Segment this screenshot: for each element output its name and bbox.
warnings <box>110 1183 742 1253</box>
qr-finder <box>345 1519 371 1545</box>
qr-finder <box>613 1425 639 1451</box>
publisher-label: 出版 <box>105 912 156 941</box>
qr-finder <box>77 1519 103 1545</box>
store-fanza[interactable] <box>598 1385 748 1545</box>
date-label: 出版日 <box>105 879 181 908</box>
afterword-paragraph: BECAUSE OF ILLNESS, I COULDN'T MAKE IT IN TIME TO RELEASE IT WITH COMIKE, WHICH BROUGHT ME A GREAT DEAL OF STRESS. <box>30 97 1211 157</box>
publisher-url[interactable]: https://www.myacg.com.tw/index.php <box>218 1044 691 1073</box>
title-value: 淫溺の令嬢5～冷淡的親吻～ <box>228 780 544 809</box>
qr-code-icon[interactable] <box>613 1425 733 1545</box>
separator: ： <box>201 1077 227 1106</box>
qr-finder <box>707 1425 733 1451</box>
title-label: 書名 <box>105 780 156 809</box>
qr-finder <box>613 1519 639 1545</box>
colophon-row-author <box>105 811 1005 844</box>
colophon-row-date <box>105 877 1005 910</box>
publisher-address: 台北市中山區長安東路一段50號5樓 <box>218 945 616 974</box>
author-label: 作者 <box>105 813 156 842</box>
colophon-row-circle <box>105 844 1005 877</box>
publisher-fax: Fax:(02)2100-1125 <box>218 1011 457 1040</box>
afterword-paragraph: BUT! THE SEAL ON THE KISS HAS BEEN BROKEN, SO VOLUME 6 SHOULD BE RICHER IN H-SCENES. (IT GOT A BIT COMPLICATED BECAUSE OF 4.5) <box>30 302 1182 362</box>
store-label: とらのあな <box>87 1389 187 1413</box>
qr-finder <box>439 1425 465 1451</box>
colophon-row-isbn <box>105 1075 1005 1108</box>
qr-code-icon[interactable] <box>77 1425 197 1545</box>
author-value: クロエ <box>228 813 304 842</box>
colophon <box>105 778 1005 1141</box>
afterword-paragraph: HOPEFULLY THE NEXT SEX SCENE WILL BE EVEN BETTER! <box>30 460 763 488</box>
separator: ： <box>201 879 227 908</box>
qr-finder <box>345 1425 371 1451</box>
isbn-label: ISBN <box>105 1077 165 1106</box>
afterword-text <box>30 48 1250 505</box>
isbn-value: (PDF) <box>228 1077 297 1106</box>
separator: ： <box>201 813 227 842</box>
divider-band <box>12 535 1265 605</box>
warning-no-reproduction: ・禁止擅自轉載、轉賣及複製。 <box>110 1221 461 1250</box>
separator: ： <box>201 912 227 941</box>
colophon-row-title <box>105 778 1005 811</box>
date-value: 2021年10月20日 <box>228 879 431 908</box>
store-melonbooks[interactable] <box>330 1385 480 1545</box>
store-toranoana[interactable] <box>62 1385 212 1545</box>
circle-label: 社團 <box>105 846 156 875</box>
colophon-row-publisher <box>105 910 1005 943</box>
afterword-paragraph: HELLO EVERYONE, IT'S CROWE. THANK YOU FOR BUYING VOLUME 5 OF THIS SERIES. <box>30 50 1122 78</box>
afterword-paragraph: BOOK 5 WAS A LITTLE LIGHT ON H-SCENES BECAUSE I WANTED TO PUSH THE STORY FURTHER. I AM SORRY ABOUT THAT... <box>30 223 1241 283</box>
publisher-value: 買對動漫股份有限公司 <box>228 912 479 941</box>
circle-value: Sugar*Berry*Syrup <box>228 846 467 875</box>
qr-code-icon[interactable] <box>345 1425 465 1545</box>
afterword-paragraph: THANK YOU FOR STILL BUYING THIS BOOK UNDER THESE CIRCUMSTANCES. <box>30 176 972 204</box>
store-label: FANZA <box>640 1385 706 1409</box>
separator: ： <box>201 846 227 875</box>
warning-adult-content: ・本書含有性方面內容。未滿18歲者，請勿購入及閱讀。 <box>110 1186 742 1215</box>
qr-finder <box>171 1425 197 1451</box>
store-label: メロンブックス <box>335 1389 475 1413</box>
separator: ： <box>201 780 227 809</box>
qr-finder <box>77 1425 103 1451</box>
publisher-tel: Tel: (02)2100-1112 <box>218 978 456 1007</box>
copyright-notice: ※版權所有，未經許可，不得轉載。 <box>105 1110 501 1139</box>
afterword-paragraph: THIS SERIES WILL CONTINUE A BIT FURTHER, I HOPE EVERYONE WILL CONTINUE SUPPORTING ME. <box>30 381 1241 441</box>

> WRITTEN INSTRUCTION:
Convert the lines from the first one through the line containing "qr-finder <box>345 1425 371 1451</box>", both included, into a numbered list, leaving out any blank lines.

> SOLUTION FOR THIS EXERCISE:
1. Segment this screenshot: for each element output its name and bbox.
2. warnings <box>110 1183 742 1253</box>
3. qr-finder <box>345 1519 371 1545</box>
4. qr-finder <box>613 1425 639 1451</box>
5. publisher-label: 出版 <box>105 912 156 941</box>
6. qr-finder <box>77 1519 103 1545</box>
7. store-fanza[interactable] <box>598 1385 748 1545</box>
8. date-label: 出版日 <box>105 879 181 908</box>
9. afterword-paragraph: BECAUSE OF ILLNESS, I COULDN'T MAKE IT IN TIME TO RELEASE IT WITH COMIKE, WHICH BROUGHT ME A GREAT DEAL OF STRESS. <box>30 97 1211 157</box>
10. publisher-url[interactable]: https://www.myacg.com.tw/index.php <box>218 1044 691 1073</box>
11. title-value: 淫溺の令嬢5～冷淡的親吻～ <box>228 780 544 809</box>
12. qr-code-icon[interactable] <box>613 1425 733 1545</box>
13. separator: ： <box>201 1077 227 1106</box>
14. qr-finder <box>707 1425 733 1451</box>
15. title-label: 書名 <box>105 780 156 809</box>
16. qr-finder <box>613 1519 639 1545</box>
17. colophon-row-author <box>105 811 1005 844</box>
18. colophon-row-date <box>105 877 1005 910</box>
19. publisher-address: 台北市中山區長安東路一段50號5樓 <box>218 945 616 974</box>
20. author-label: 作者 <box>105 813 156 842</box>
21. colophon-row-circle <box>105 844 1005 877</box>
22. publisher-fax: Fax:(02)2100-1125 <box>218 1011 457 1040</box>
23. afterword-paragraph: BUT! THE SEAL ON THE KISS HAS BEEN BROKEN, SO VOLUME 6 SHOULD BE RICHER IN H-SCENES. (IT GOT A BIT COMPLICATED BECAUSE OF 4.5) <box>30 302 1182 362</box>
24. store-label: とらのあな <box>87 1389 187 1413</box>
25. qr-finder <box>439 1425 465 1451</box>
26. colophon-row-isbn <box>105 1075 1005 1108</box>
27. qr-code-icon[interactable] <box>77 1425 197 1545</box>
28. author-value: クロエ <box>228 813 304 842</box>
29. colophon <box>105 778 1005 1141</box>
30. afterword-paragraph: HOPEFULLY THE NEXT SEX SCENE WILL BE EVEN BETTER! <box>30 460 763 488</box>
31. separator: ： <box>201 879 227 908</box>
32. qr-finder <box>345 1425 371 1451</box>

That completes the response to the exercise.